Start of EXCERPTED DATA

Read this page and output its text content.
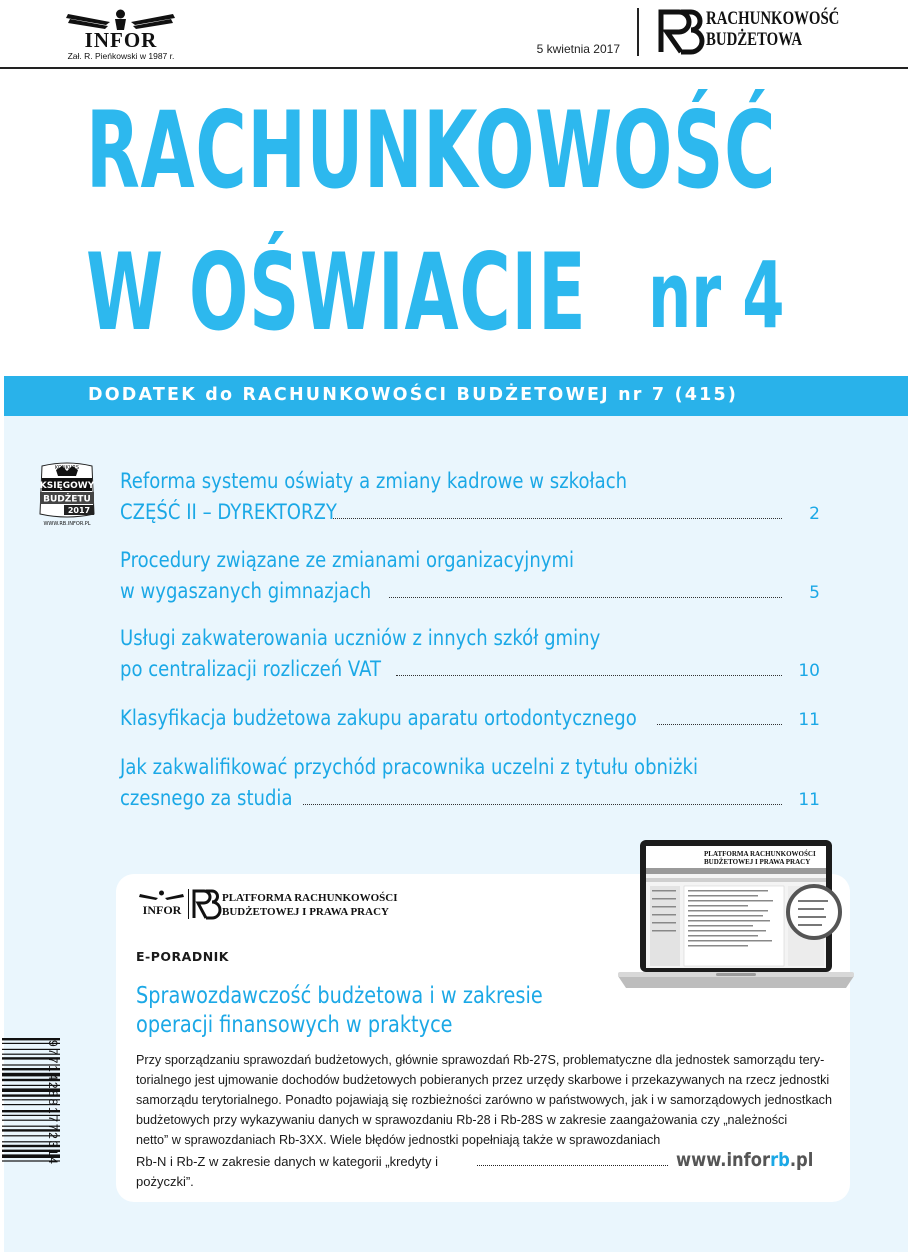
INFOR
Zał. R. Pieńkowski w 1987 r.	5 kwietnia 2017
RACHUNKOWOŚĆ
BUDŻETOWA
RACHUNKOWOŚĆ
W OŚWIACIE nr 4
DODATEK do RACHUNKOWOŚCI BUDŻETOWEJ nr 7 (415)
KONKURS
KSIĘGOWY
BUDŻETU
2017
WWW.RB.INFOR.PL
Reforma systemu oświaty a zmiany kadrowe w szkołach
CZĘŚĆ II – DYREKTORZY	2
Procedury związane ze zmianami organizacyjnymi
w wygaszanych gimnazjach	5
Usługi zakwaterowania uczniów z innych szkół gminy
po centralizacji rozliczeń VAT	10
Klasyfikacja budżetowa zakupu aparatu ortodontycznego	11
Jak zakwalifikować przychód pracownika uczelni z tytułu obniżki
czesnego za studia	11
INFOR
PLATFORMA RACHUNKOWOŚCI
BUDŻETOWEJ I PRAWA PRACY
E-PORADNIK
Sprawozdawczość budżetowa i w zakresie
operacji finansowych w praktyce

Przy sporządzaniu sprawozdań budżetowych, głównie sprawozdań Rb-27S, problematyczne dla jednostek samorządu tery-

torialnego jest ujmowanie dochodów budżetowych pobieranych przez urzędy skarbowe i przekazywanych na rzecz jednostki

samorządu terytorialnego. Ponadto pojawiają się rozbieżności zarówno w państwowych, jak i w samorządowych jednostkach

budżetowych przy wykazywaniu danych w sprawozdaniu Rb-28 i Rb-28S w zakresie zaangażowania czy „należności

netto” w sprawozdaniach Rb-3XX. Wiele błędów jednostki popełniają także w sprawozdaniach

Rb-N i Rb-Z w zakresie danych w kategorii „kredyty i pożyczki”.
www.inforrb.pl
PLATFORMA RACHUNKOWOŚCI
BUDŻETOWEJ I PRAWA PRACY
977142881772314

End of EXCERPTED DATA

WORK TO COMPLETE ▸
Copy every line in the entries above that has the string "zakresie" in it.

THE REPLY ▸
Sprawozdawczość budżetowa i w zakresie
budżetowych przy wykazywaniu danych w sprawozdaniu Rb-28 i Rb-28S w zakresie zaangażowania czy „należności
Rb-N i Rb-Z w zakresie danych w kategorii „kredyty i pożyczki”.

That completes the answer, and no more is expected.